• [TASK OBJECTIVE]
Without the images, write out the whole listing exactly.

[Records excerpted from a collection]

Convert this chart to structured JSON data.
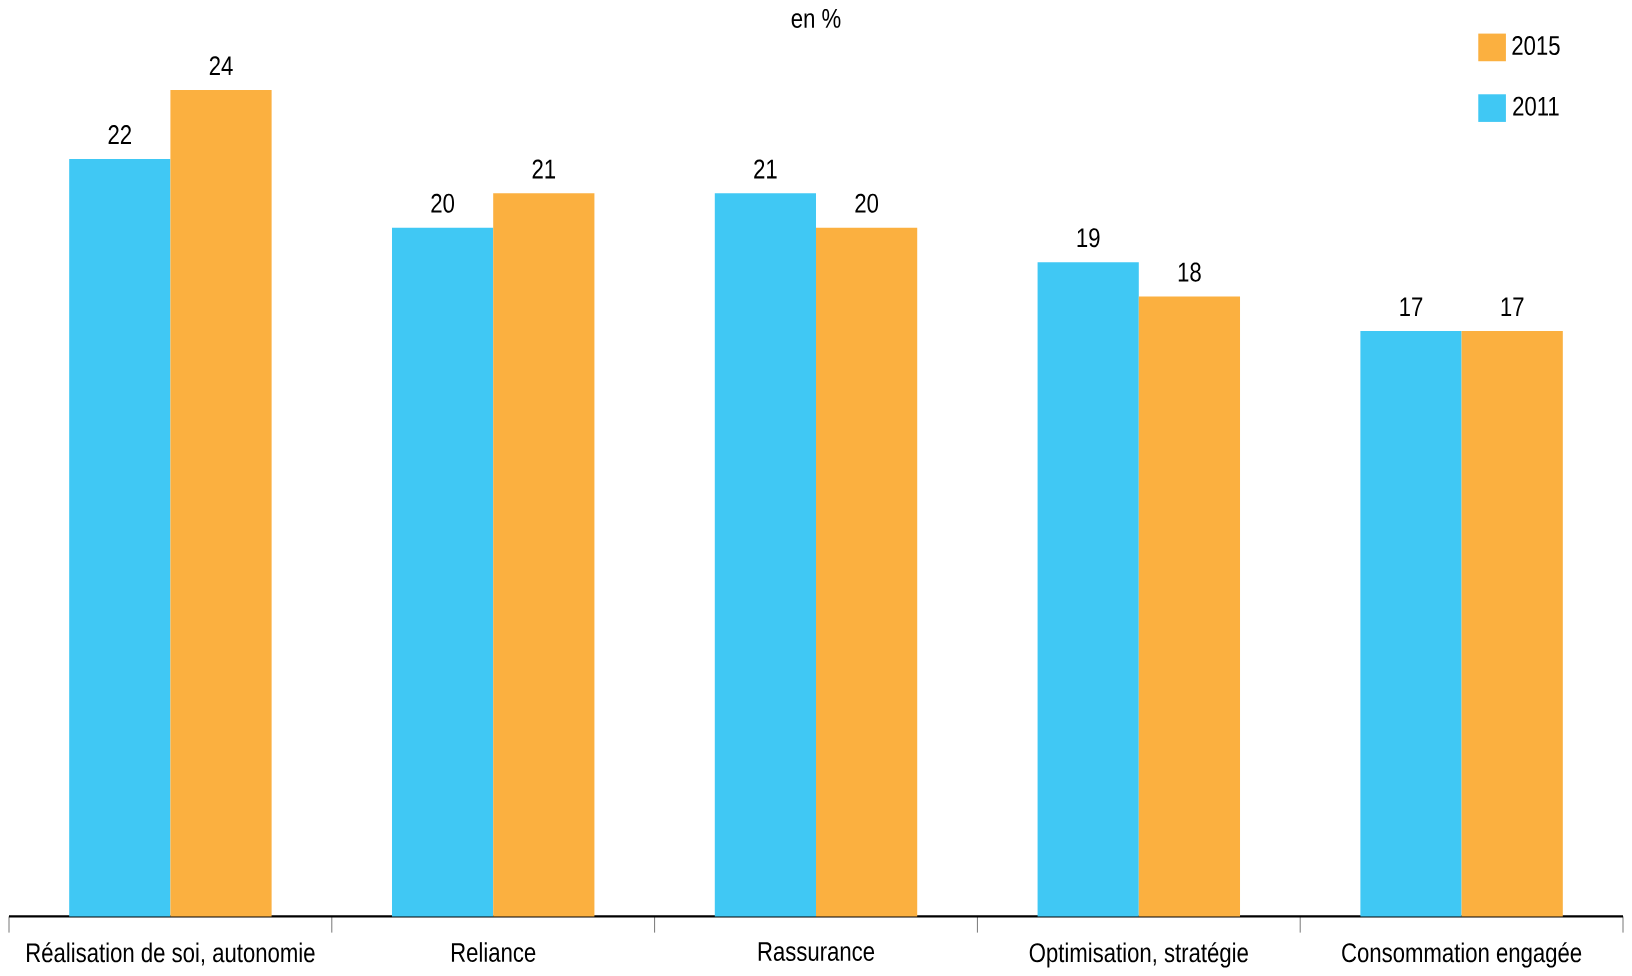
{
  "chart_data": {
    "type": "bar",
    "title": "en %",
    "categories": [
      "Réalisation de soi, autonomie",
      "Reliance",
      "Rassurance",
      "Optimisation, stratégie",
      "Consommation engagée"
    ],
    "series": [
      {
        "name": "2011",
        "color": "#40c8f4",
        "values": [
          22,
          20,
          21,
          19,
          17
        ]
      },
      {
        "name": "2015",
        "color": "#fbb040",
        "values": [
          24,
          21,
          20,
          18,
          17
        ]
      }
    ],
    "data_labels": true,
    "legend": "top right"
  }
}
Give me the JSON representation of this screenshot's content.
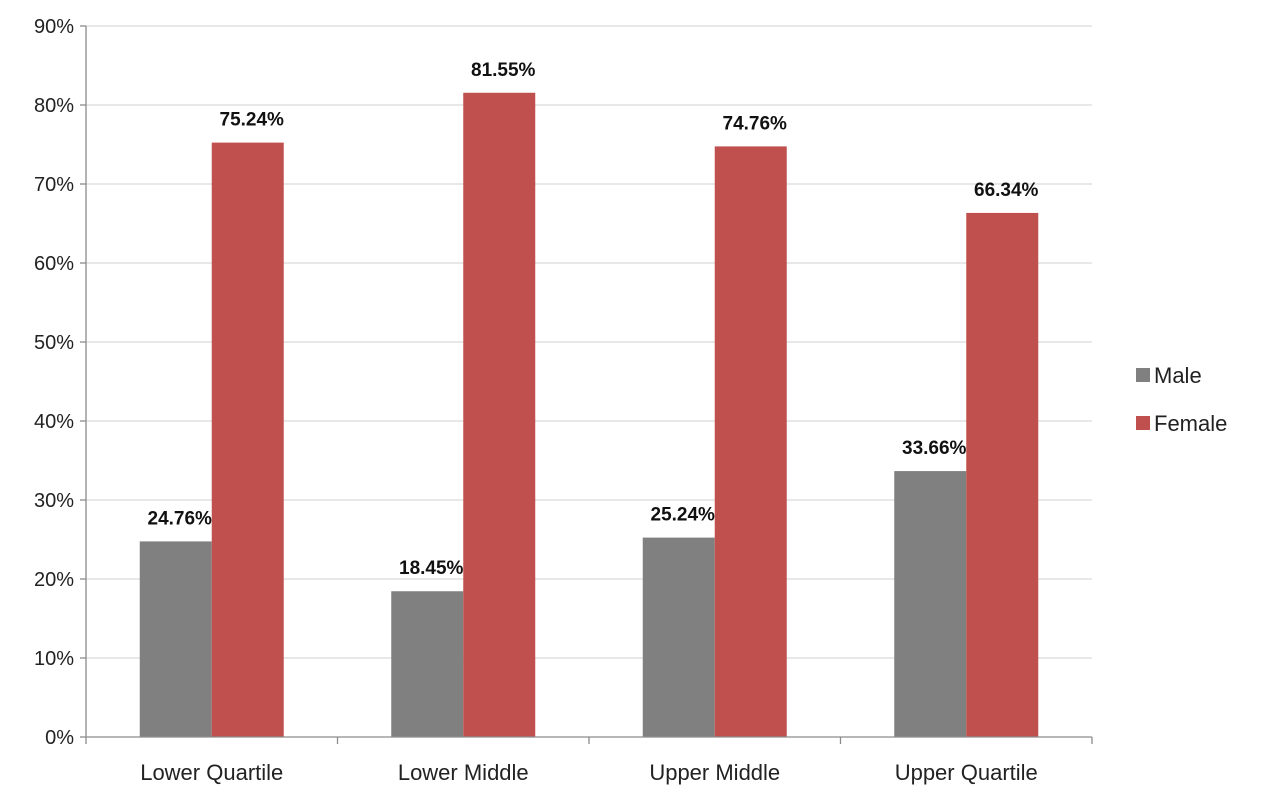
{
  "chart_data": {
    "type": "bar",
    "categories": [
      "Lower Quartile",
      "Lower Middle",
      "Upper Middle",
      "Upper Quartile"
    ],
    "series": [
      {
        "name": "Male",
        "values": [
          24.76,
          18.45,
          25.24,
          33.66
        ],
        "labels": [
          "24.76%",
          "18.45%",
          "25.24%",
          "33.66%"
        ],
        "color": "#808080"
      },
      {
        "name": "Female",
        "values": [
          75.24,
          81.55,
          74.76,
          66.34
        ],
        "labels": [
          "75.24%",
          "81.55%",
          "74.76%",
          "66.34%"
        ],
        "color": "#c0504d"
      }
    ],
    "ylim": [
      0,
      90
    ],
    "yticks": [
      0,
      10,
      20,
      30,
      40,
      50,
      60,
      70,
      80,
      90
    ],
    "ytick_labels": [
      "0%",
      "10%",
      "20%",
      "30%",
      "40%",
      "50%",
      "60%",
      "70%",
      "80%",
      "90%"
    ],
    "grid": true,
    "legend_position": "right",
    "title": "",
    "xlabel": "",
    "ylabel": ""
  }
}
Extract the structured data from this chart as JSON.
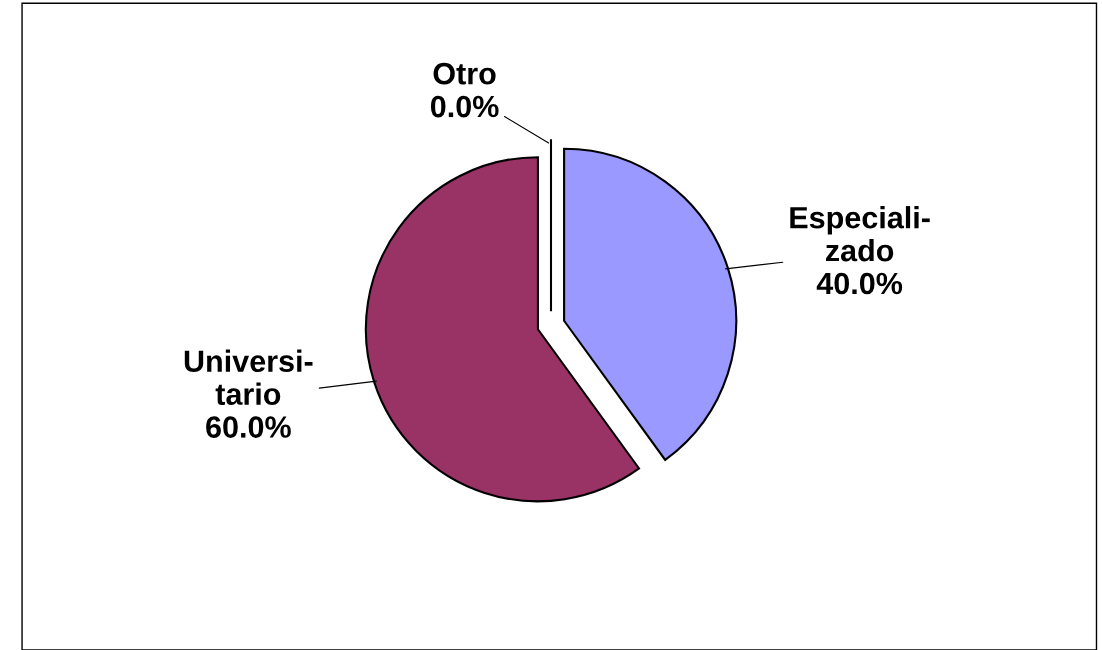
{
  "chart_data": {
    "type": "pie",
    "categories": [
      "Especiali-\nzado",
      "Universi-\ntario",
      "Otro"
    ],
    "values": [
      40,
      60,
      0
    ],
    "colors": [
      "#9999ff",
      "#993366",
      "#ffffcc"
    ],
    "value_labels": [
      "40.0%",
      "60.0%",
      "0.0%"
    ],
    "legend": false
  }
}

• [RESPONSE BELOW]
Convert this chart to structured JSON data.
{
  "chart_data": {
    "type": "bar",
    "title": "en %",
    "categories": [
      "Réalisation de soi, autonomie",
      "Reliance",
      "Rassurance",
      "Optimisation, stratégie",
      "Consommation engagée"
    ],
    "series": [
      {
        "name": "2011",
        "color": "#40c8f4",
        "values": [
          22,
          20,
          21,
          19,
          17
        ]
      },
      {
        "name": "2015",
        "color": "#fbb040",
        "values": [
          24,
          21,
          20,
          18,
          17
        ]
      }
    ],
    "data_labels": true,
    "legend": "top right"
  }
}
Give me the JSON representation of this screenshot's content.
{
  "chart_data": {
    "type": "bar",
    "categories": [
      "Lower Quartile",
      "Lower Middle",
      "Upper Middle",
      "Upper Quartile"
    ],
    "series": [
      {
        "name": "Male",
        "values": [
          24.76,
          18.45,
          25.24,
          33.66
        ],
        "labels": [
          "24.76%",
          "18.45%",
          "25.24%",
          "33.66%"
        ],
        "color": "#808080"
      },
      {
        "name": "Female",
        "values": [
          75.24,
          81.55,
          74.76,
          66.34
        ],
        "labels": [
          "75.24%",
          "81.55%",
          "74.76%",
          "66.34%"
        ],
        "color": "#c0504d"
      }
    ],
    "ylim": [
      0,
      90
    ],
    "yticks": [
      0,
      10,
      20,
      30,
      40,
      50,
      60,
      70,
      80,
      90
    ],
    "ytick_labels": [
      "0%",
      "10%",
      "20%",
      "30%",
      "40%",
      "50%",
      "60%",
      "70%",
      "80%",
      "90%"
    ],
    "grid": true,
    "legend_position": "right",
    "title": "",
    "xlabel": "",
    "ylabel": ""
  }
}
Extract the structured data from this chart as JSON.
{
  "chart_data": {
    "type": "pie",
    "categories": [
      "Especiali-\nzado",
      "Universi-\ntario",
      "Otro"
    ],
    "values": [
      40,
      60,
      0
    ],
    "colors": [
      "#9999ff",
      "#993366",
      "#ffffcc"
    ],
    "value_labels": [
      "40.0%",
      "60.0%",
      "0.0%"
    ],
    "legend": false
  }
}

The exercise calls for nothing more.